**Problem to solve**. Find the string "pips" in the listing and report every line that has it.

**The data**.
◆ ◆ ◆ ◆ ◆ ◆ ◆
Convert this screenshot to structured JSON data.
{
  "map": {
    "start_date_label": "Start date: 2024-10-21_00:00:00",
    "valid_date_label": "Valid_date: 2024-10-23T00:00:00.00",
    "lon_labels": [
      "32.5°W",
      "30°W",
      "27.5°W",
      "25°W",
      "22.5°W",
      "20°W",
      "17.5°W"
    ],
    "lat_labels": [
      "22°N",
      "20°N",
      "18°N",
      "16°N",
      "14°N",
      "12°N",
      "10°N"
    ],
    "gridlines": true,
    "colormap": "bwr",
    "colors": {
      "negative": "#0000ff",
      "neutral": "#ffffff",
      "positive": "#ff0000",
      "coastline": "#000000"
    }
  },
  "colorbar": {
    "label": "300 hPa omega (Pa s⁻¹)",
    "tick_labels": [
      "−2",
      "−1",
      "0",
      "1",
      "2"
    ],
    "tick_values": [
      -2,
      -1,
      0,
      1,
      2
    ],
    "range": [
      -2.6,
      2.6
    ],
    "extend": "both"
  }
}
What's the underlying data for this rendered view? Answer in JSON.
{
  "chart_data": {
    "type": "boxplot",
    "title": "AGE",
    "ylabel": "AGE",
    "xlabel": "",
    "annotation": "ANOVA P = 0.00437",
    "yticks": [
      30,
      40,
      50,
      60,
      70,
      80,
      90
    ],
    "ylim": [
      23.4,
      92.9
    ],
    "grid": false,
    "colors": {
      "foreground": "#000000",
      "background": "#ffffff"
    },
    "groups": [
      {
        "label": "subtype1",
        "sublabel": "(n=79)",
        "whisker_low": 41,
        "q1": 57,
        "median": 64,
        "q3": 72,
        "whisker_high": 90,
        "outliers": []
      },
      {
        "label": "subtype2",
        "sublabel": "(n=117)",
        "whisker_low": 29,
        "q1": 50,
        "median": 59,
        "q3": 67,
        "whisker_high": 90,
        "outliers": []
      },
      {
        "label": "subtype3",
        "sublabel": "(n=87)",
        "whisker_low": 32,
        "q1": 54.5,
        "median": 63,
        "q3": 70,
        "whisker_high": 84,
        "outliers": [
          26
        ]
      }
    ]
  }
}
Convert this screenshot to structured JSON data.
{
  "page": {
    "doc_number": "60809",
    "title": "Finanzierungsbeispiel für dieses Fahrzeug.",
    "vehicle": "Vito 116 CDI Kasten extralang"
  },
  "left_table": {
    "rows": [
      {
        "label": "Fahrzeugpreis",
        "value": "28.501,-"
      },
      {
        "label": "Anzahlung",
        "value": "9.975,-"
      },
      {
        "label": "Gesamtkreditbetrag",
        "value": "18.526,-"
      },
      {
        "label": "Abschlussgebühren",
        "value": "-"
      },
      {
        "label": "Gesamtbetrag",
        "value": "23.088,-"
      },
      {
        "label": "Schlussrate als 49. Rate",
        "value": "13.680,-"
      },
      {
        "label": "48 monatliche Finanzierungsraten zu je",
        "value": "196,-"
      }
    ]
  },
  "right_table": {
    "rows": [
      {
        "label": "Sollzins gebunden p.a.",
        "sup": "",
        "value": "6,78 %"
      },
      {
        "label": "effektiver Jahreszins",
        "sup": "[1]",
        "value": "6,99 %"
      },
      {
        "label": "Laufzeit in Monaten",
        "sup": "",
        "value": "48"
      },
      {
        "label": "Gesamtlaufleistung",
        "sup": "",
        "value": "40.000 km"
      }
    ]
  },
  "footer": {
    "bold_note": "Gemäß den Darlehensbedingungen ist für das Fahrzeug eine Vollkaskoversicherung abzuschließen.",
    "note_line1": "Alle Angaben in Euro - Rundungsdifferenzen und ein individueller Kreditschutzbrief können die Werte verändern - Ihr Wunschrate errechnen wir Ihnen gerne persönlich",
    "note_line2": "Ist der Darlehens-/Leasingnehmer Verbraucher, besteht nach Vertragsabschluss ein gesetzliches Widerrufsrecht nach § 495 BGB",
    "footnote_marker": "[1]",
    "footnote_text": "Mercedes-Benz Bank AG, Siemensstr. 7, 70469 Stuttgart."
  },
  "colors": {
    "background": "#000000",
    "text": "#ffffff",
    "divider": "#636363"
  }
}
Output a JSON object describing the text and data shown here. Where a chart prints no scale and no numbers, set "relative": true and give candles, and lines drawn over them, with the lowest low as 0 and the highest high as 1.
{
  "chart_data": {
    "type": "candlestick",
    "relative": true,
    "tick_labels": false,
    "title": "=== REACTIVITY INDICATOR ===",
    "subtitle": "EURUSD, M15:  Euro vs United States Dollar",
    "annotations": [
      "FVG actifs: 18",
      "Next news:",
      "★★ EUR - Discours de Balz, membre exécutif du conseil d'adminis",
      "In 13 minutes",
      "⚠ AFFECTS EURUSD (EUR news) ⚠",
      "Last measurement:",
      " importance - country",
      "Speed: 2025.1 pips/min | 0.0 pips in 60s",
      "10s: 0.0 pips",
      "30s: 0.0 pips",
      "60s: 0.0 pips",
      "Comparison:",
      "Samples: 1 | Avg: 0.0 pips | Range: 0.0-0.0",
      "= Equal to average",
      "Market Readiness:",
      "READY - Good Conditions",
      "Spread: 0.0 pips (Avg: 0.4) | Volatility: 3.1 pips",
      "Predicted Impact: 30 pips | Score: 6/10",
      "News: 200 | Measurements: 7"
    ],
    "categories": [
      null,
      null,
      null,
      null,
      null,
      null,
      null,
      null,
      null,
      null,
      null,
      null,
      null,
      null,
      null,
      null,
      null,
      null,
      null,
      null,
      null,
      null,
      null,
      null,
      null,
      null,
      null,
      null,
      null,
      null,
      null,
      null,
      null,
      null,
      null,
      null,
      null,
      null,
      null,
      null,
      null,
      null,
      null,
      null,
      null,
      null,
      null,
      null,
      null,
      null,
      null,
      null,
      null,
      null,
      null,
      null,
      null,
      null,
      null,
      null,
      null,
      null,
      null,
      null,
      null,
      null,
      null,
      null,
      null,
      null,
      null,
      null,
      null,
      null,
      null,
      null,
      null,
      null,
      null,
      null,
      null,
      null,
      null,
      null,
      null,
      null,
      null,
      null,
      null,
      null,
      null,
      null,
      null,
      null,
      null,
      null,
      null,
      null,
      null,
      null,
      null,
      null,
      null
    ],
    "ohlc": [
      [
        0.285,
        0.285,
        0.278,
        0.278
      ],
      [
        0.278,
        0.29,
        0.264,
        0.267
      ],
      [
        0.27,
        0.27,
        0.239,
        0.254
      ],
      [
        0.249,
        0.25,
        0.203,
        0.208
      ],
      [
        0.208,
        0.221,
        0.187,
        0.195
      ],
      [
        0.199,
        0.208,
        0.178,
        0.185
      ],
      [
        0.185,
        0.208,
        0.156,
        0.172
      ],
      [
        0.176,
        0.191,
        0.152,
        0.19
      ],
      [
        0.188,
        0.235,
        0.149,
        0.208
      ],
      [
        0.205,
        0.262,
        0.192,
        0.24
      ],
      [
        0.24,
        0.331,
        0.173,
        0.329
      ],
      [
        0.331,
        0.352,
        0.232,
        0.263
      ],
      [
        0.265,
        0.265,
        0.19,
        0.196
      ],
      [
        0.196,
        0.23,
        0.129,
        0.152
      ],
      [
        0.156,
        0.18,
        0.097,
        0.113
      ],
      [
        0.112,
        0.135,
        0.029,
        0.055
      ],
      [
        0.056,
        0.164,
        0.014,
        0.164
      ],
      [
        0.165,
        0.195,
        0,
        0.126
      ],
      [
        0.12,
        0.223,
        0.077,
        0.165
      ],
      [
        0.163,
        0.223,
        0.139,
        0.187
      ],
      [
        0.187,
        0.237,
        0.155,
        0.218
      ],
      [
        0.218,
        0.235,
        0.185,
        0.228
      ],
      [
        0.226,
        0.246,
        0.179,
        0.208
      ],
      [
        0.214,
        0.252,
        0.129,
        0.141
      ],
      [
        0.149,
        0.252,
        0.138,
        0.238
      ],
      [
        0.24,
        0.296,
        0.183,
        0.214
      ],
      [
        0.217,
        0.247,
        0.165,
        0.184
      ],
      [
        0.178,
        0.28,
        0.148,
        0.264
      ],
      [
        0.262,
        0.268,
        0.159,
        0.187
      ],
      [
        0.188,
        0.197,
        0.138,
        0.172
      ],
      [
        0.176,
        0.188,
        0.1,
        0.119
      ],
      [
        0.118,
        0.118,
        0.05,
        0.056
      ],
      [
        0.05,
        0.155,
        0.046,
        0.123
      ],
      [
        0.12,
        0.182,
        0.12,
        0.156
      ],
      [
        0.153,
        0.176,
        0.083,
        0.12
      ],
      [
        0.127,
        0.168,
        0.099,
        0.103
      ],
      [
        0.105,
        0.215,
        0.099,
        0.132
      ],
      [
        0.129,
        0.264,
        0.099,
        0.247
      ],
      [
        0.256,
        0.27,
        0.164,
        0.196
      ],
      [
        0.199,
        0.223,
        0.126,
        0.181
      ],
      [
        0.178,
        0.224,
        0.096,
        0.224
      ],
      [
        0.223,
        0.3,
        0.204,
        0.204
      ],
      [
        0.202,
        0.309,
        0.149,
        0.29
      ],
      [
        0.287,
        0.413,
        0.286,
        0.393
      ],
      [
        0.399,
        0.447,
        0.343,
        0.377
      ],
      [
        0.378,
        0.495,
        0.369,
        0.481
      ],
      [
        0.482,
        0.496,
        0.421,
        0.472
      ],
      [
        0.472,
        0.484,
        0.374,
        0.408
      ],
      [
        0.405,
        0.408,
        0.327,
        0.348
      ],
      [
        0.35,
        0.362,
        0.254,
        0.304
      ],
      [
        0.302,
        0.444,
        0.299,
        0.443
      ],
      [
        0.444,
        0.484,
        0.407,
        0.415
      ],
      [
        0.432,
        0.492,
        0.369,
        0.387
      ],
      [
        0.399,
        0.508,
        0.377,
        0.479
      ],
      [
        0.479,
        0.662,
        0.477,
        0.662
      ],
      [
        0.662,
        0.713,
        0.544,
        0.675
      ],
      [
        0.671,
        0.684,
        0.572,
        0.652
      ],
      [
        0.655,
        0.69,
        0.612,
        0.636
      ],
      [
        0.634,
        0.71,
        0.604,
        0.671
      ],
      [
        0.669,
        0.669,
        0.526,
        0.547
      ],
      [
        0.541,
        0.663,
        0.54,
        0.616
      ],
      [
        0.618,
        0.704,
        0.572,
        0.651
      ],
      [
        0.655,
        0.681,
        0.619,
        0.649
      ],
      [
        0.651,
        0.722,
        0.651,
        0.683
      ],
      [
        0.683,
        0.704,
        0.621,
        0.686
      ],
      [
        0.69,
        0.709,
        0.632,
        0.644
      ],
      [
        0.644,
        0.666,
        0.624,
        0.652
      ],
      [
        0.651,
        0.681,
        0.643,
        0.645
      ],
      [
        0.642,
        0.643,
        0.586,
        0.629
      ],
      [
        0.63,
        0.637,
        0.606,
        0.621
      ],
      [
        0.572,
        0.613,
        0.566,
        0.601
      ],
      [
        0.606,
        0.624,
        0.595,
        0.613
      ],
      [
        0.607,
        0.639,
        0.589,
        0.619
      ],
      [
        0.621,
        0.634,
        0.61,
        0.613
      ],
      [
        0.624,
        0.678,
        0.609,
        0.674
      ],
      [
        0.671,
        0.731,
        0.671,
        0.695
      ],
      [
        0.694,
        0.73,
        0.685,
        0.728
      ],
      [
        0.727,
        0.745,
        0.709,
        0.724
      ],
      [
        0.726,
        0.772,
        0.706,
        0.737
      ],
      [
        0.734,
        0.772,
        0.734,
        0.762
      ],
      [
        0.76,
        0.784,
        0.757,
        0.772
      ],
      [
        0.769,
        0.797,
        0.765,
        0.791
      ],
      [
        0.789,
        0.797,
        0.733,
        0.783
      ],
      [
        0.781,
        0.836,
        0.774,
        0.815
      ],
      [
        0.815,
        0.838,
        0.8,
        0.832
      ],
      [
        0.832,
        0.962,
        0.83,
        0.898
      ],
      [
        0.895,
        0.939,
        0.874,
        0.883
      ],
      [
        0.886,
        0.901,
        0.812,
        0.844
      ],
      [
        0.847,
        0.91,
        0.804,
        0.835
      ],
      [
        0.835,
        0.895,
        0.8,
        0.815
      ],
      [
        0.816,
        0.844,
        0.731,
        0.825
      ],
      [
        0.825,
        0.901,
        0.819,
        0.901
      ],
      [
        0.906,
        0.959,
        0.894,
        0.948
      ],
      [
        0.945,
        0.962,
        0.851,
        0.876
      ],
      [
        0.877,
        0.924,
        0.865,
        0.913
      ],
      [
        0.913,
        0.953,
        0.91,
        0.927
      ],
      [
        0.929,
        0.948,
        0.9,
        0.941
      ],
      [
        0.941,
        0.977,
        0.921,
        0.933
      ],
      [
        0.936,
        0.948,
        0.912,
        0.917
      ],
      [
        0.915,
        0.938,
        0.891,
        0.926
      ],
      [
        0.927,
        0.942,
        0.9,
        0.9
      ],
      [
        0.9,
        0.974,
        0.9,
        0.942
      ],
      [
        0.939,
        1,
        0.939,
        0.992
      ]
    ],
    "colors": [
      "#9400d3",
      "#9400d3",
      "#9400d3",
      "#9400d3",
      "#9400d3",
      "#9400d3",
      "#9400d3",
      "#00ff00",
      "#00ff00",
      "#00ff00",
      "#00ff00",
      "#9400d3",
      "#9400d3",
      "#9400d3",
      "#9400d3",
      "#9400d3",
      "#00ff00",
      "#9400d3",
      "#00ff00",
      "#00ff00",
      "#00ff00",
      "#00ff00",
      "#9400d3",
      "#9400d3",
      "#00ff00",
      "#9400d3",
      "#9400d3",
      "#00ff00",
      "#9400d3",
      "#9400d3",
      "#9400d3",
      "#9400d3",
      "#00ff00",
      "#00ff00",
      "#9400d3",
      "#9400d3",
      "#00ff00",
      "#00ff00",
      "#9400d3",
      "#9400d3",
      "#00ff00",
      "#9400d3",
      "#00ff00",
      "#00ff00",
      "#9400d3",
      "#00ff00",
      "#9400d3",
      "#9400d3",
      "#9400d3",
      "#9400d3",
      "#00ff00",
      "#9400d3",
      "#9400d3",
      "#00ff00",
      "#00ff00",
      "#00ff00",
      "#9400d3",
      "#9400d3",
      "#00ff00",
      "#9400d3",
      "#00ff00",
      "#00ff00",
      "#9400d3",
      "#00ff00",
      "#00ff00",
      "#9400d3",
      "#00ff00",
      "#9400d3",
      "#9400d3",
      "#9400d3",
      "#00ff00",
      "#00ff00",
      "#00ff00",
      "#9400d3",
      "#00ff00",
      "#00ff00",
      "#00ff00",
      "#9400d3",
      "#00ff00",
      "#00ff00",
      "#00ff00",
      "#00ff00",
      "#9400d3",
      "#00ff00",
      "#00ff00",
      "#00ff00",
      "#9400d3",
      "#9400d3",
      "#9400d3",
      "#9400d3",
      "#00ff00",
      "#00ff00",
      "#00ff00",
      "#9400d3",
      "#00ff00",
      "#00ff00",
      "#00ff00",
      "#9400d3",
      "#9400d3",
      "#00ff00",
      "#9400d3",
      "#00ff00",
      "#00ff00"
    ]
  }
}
◆ ◆ ◆ ◆ ◆ ◆ ◆
**Answer for this exercise**.
      "Speed: 2025.1 pips/min | 0.0 pips in 60s",
      "10s: 0.0 pips",
      "30s: 0.0 pips",
      "60s: 0.0 pips",
      "Samples: 1 | Avg: 0.0 pips | Range: 0.0-0.0",
      "Spread: 0.0 pips (Avg: 0.4) | Volatility: 3.1 pips",
      "Predicted Impact: 30 pips | Score: 6/10",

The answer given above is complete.